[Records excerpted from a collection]
----------------------------------------
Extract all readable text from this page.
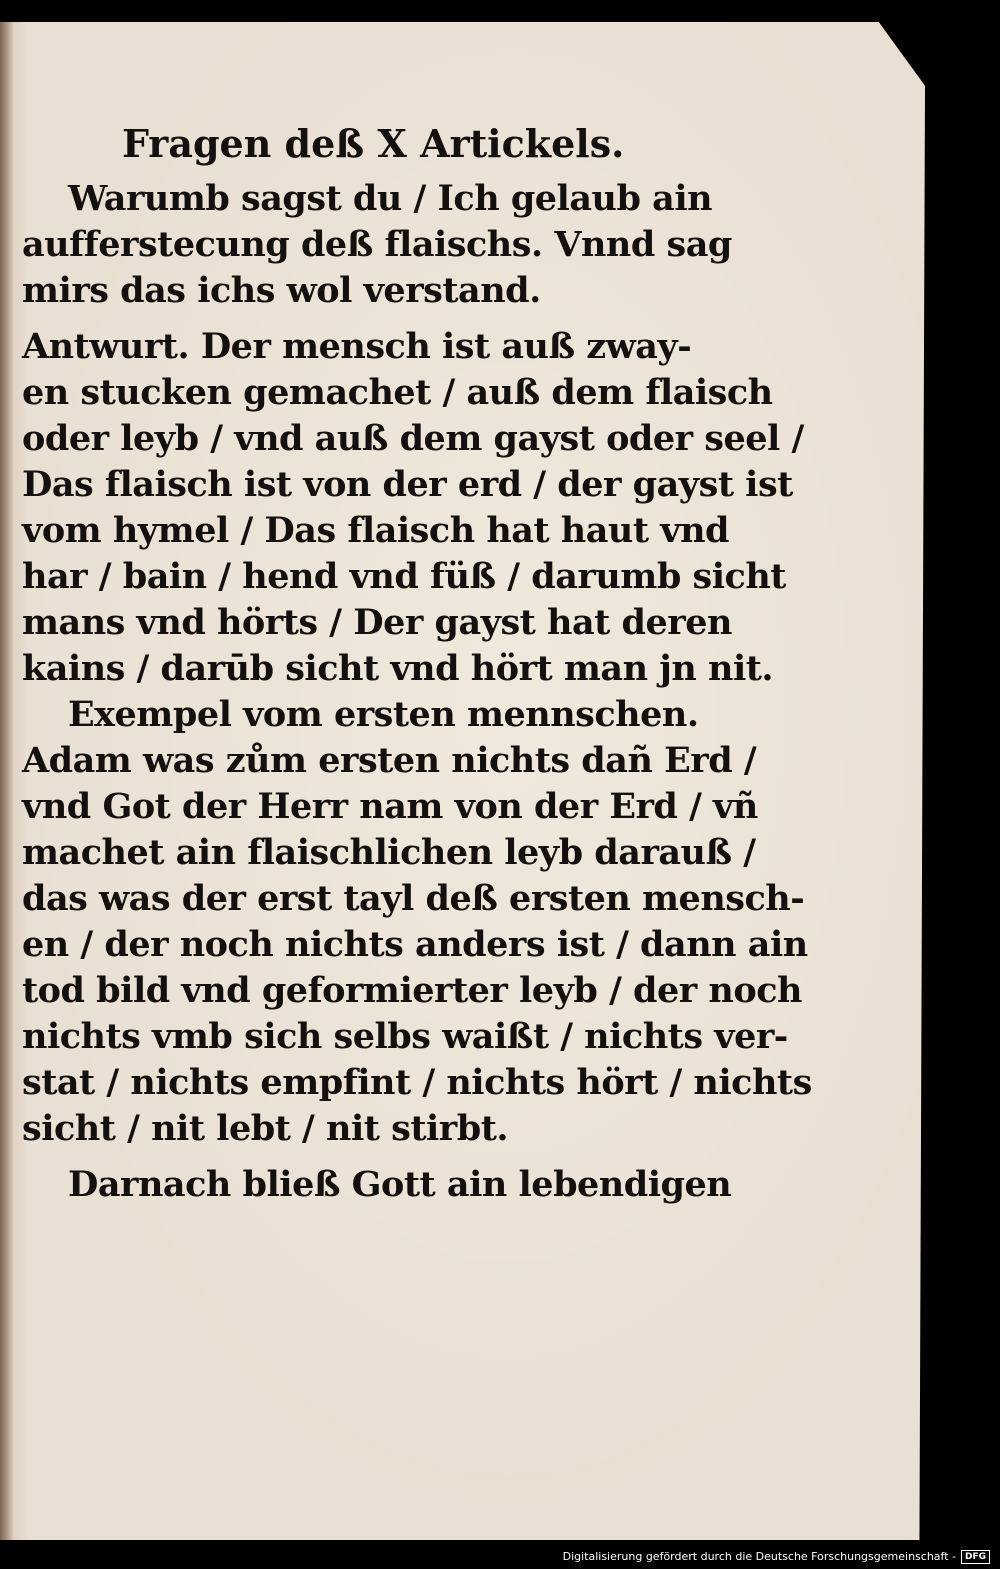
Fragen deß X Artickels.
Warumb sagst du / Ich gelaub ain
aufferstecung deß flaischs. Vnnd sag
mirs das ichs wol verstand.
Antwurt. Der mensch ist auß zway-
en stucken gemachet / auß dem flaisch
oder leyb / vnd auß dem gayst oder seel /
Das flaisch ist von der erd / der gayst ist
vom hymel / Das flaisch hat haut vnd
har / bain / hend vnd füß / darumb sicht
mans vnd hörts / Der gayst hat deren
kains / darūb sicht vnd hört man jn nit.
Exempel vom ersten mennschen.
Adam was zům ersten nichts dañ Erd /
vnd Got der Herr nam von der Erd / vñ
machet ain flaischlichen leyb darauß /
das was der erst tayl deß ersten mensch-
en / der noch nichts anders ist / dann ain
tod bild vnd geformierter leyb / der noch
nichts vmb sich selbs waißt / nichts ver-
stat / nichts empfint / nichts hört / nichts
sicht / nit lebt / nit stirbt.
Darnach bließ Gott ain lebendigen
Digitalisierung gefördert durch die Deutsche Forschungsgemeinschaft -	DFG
----------------------------------------
# Goal
Identify which lines contain the word "leyb" and copy each one.

# Task answer
oder leyb / vnd auß dem gayst oder seel /
machet ain flaischlichen leyb darauß /
tod bild vnd geformierter leyb / der noch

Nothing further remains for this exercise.